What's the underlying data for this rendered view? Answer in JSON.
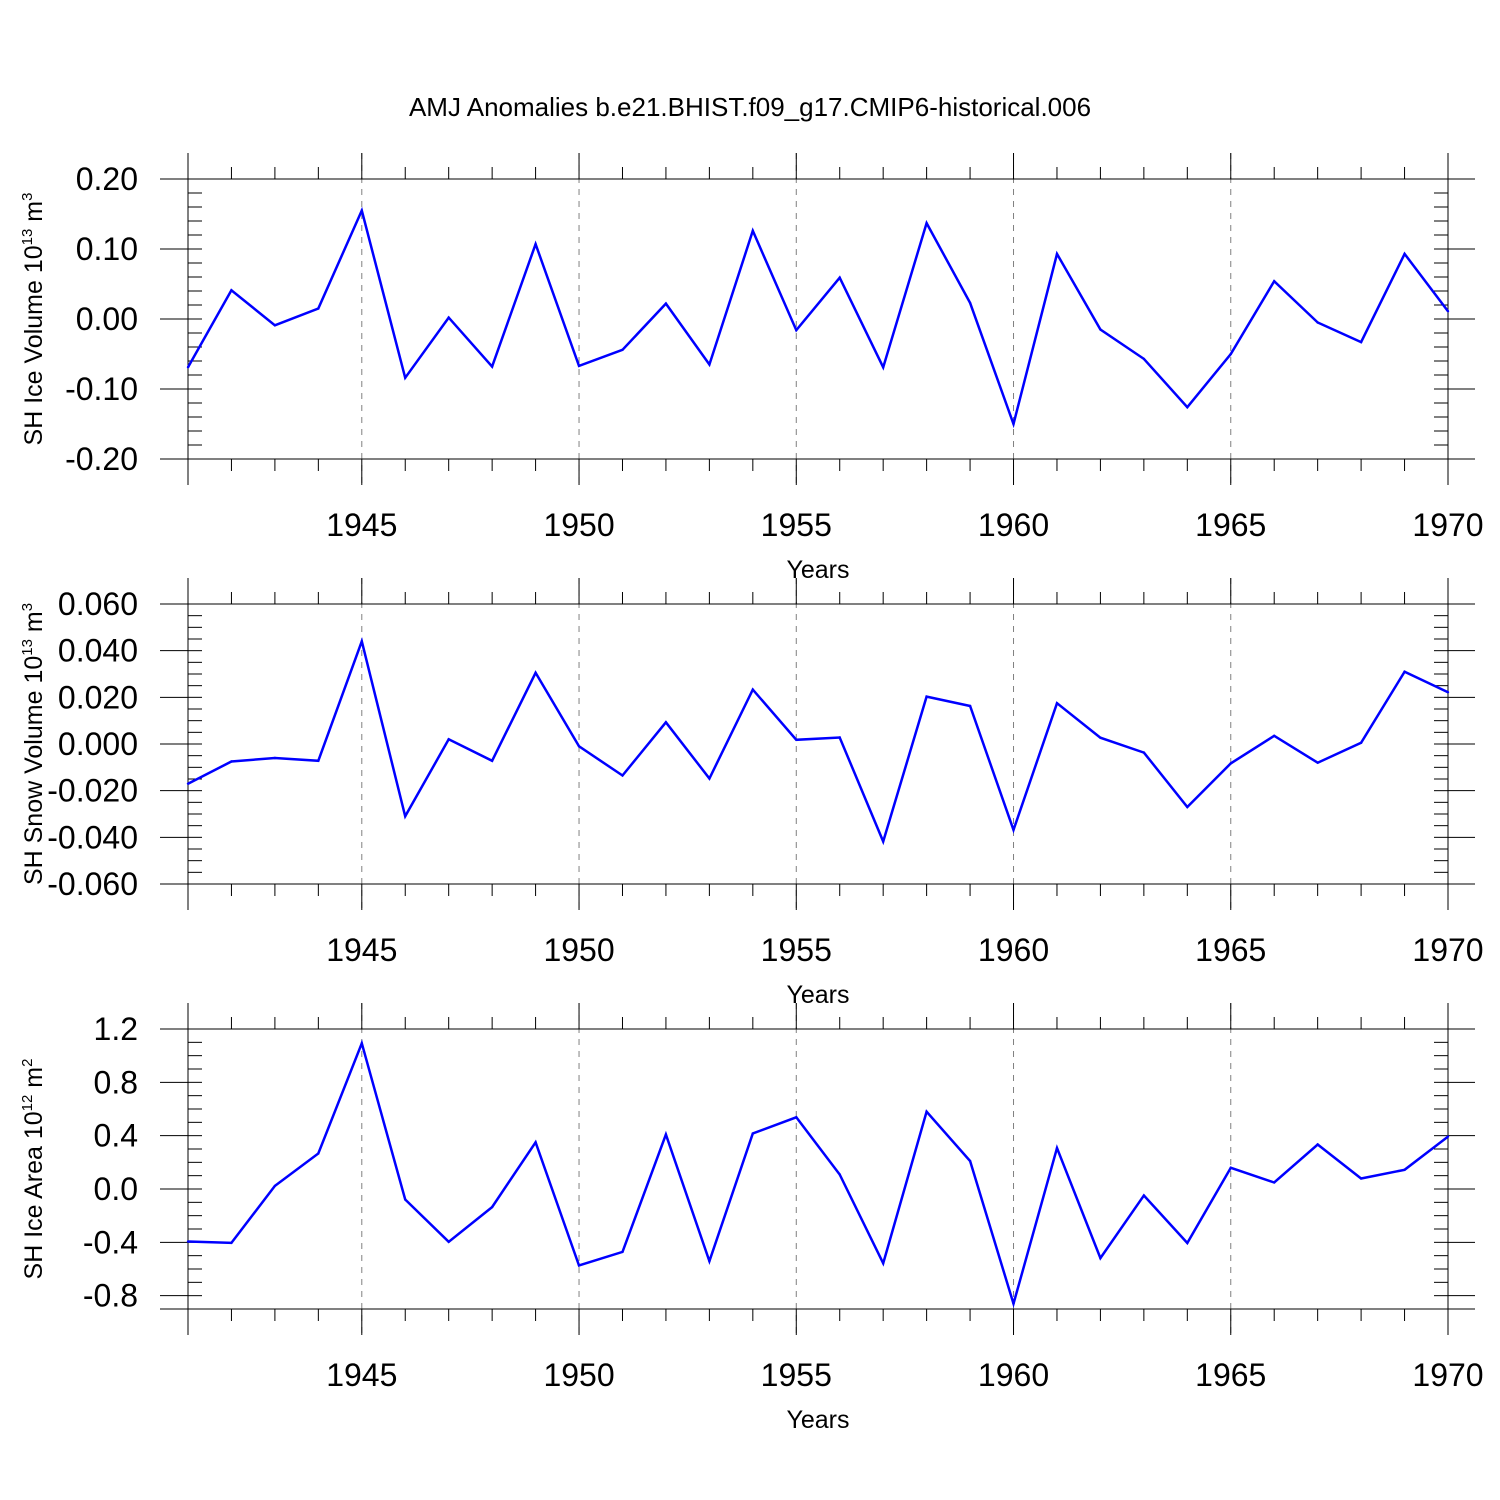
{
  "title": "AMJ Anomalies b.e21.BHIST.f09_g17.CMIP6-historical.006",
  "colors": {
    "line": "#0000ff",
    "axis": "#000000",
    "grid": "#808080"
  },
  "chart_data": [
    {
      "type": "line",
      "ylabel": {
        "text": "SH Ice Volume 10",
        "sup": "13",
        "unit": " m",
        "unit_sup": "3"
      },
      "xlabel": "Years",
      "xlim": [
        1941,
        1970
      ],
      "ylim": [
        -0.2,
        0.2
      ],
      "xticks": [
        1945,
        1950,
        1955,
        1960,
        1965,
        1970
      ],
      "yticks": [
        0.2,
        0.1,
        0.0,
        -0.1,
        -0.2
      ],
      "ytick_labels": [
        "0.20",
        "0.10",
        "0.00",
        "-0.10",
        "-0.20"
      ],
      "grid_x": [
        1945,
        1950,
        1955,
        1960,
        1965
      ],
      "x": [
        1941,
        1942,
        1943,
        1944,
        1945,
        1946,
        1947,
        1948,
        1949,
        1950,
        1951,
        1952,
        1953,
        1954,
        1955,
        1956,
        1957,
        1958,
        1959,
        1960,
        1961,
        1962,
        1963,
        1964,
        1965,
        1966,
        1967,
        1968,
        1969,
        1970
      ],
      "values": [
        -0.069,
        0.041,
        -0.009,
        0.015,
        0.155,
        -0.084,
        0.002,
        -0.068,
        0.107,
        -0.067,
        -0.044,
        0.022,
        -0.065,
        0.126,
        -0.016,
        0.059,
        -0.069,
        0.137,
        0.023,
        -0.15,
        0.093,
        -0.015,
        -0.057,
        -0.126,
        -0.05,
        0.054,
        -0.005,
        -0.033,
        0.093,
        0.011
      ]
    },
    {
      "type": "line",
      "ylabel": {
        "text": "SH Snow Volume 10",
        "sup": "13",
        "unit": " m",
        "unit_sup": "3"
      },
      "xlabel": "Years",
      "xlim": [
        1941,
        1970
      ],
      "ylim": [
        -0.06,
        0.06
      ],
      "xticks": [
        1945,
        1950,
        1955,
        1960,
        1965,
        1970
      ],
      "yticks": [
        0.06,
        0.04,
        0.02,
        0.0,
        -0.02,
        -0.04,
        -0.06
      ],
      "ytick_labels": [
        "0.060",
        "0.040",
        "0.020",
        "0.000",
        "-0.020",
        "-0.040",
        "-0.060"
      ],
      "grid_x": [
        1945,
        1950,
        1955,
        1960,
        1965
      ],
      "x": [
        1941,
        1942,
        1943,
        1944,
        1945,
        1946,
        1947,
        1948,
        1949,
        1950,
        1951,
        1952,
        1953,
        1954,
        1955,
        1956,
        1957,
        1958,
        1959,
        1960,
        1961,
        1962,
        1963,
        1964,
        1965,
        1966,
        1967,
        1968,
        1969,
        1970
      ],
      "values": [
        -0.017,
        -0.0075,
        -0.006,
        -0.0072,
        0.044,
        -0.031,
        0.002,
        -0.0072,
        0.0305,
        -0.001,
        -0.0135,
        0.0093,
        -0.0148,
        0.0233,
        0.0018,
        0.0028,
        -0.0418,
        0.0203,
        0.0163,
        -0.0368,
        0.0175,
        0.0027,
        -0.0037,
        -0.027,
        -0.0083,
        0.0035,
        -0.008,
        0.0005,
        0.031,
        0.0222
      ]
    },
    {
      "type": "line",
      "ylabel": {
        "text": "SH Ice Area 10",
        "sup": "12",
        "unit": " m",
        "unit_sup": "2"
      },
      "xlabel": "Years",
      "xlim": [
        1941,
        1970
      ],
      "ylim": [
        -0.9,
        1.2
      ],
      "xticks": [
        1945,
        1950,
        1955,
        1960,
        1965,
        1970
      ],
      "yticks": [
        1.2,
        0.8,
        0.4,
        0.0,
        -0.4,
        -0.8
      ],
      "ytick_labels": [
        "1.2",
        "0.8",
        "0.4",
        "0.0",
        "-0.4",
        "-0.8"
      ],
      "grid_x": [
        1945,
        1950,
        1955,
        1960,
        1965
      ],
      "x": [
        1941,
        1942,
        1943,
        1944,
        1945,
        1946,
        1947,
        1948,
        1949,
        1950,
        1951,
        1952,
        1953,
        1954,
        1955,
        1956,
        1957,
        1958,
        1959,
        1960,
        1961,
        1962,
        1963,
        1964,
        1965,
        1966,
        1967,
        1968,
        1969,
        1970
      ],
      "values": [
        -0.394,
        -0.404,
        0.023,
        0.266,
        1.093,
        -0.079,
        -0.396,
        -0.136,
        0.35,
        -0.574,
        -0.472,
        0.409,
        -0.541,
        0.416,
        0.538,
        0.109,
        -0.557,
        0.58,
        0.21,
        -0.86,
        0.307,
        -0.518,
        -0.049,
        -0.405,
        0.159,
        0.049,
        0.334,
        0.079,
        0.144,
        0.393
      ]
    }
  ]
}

□ □ □ □ □ □ □

Exercise aim:
Your task is to transcribe all of the records precisely, with no images included.

Answer below:
What's the underlying data for this rendered view? Answer in JSON.
{
  "title": "AMJ Anomalies b.e21.BHIST.f09_g17.CMIP6-historical.006",
  "colors": {
    "line": "#0000ff",
    "axis": "#000000",
    "grid": "#808080"
  },
  "chart_data": [
    {
      "type": "line",
      "ylabel": {
        "text": "SH Ice Volume 10",
        "sup": "13",
        "unit": " m",
        "unit_sup": "3"
      },
      "xlabel": "Years",
      "xlim": [
        1941,
        1970
      ],
      "ylim": [
        -0.2,
        0.2
      ],
      "xticks": [
        1945,
        1950,
        1955,
        1960,
        1965,
        1970
      ],
      "yticks": [
        0.2,
        0.1,
        0.0,
        -0.1,
        -0.2
      ],
      "ytick_labels": [
        "0.20",
        "0.10",
        "0.00",
        "-0.10",
        "-0.20"
      ],
      "grid_x": [
        1945,
        1950,
        1955,
        1960,
        1965
      ],
      "x": [
        1941,
        1942,
        1943,
        1944,
        1945,
        1946,
        1947,
        1948,
        1949,
        1950,
        1951,
        1952,
        1953,
        1954,
        1955,
        1956,
        1957,
        1958,
        1959,
        1960,
        1961,
        1962,
        1963,
        1964,
        1965,
        1966,
        1967,
        1968,
        1969,
        1970
      ],
      "values": [
        -0.069,
        0.041,
        -0.009,
        0.015,
        0.155,
        -0.084,
        0.002,
        -0.068,
        0.107,
        -0.067,
        -0.044,
        0.022,
        -0.065,
        0.126,
        -0.016,
        0.059,
        -0.069,
        0.137,
        0.023,
        -0.15,
        0.093,
        -0.015,
        -0.057,
        -0.126,
        -0.05,
        0.054,
        -0.005,
        -0.033,
        0.093,
        0.011
      ]
    },
    {
      "type": "line",
      "ylabel": {
        "text": "SH Snow Volume 10",
        "sup": "13",
        "unit": " m",
        "unit_sup": "3"
      },
      "xlabel": "Years",
      "xlim": [
        1941,
        1970
      ],
      "ylim": [
        -0.06,
        0.06
      ],
      "xticks": [
        1945,
        1950,
        1955,
        1960,
        1965,
        1970
      ],
      "yticks": [
        0.06,
        0.04,
        0.02,
        0.0,
        -0.02,
        -0.04,
        -0.06
      ],
      "ytick_labels": [
        "0.060",
        "0.040",
        "0.020",
        "0.000",
        "-0.020",
        "-0.040",
        "-0.060"
      ],
      "grid_x": [
        1945,
        1950,
        1955,
        1960,
        1965
      ],
      "x": [
        1941,
        1942,
        1943,
        1944,
        1945,
        1946,
        1947,
        1948,
        1949,
        1950,
        1951,
        1952,
        1953,
        1954,
        1955,
        1956,
        1957,
        1958,
        1959,
        1960,
        1961,
        1962,
        1963,
        1964,
        1965,
        1966,
        1967,
        1968,
        1969,
        1970
      ],
      "values": [
        -0.017,
        -0.0075,
        -0.006,
        -0.0072,
        0.044,
        -0.031,
        0.002,
        -0.0072,
        0.0305,
        -0.001,
        -0.0135,
        0.0093,
        -0.0148,
        0.0233,
        0.0018,
        0.0028,
        -0.0418,
        0.0203,
        0.0163,
        -0.0368,
        0.0175,
        0.0027,
        -0.0037,
        -0.027,
        -0.0083,
        0.0035,
        -0.008,
        0.0005,
        0.031,
        0.0222
      ]
    },
    {
      "type": "line",
      "ylabel": {
        "text": "SH Ice Area 10",
        "sup": "12",
        "unit": " m",
        "unit_sup": "2"
      },
      "xlabel": "Years",
      "xlim": [
        1941,
        1970
      ],
      "ylim": [
        -0.9,
        1.2
      ],
      "xticks": [
        1945,
        1950,
        1955,
        1960,
        1965,
        1970
      ],
      "yticks": [
        1.2,
        0.8,
        0.4,
        0.0,
        -0.4,
        -0.8
      ],
      "ytick_labels": [
        "1.2",
        "0.8",
        "0.4",
        "0.0",
        "-0.4",
        "-0.8"
      ],
      "grid_x": [
        1945,
        1950,
        1955,
        1960,
        1965
      ],
      "x": [
        1941,
        1942,
        1943,
        1944,
        1945,
        1946,
        1947,
        1948,
        1949,
        1950,
        1951,
        1952,
        1953,
        1954,
        1955,
        1956,
        1957,
        1958,
        1959,
        1960,
        1961,
        1962,
        1963,
        1964,
        1965,
        1966,
        1967,
        1968,
        1969,
        1970
      ],
      "values": [
        -0.394,
        -0.404,
        0.023,
        0.266,
        1.093,
        -0.079,
        -0.396,
        -0.136,
        0.35,
        -0.574,
        -0.472,
        0.409,
        -0.541,
        0.416,
        0.538,
        0.109,
        -0.557,
        0.58,
        0.21,
        -0.86,
        0.307,
        -0.518,
        -0.049,
        -0.405,
        0.159,
        0.049,
        0.334,
        0.079,
        0.144,
        0.393
      ]
    }
  ]
}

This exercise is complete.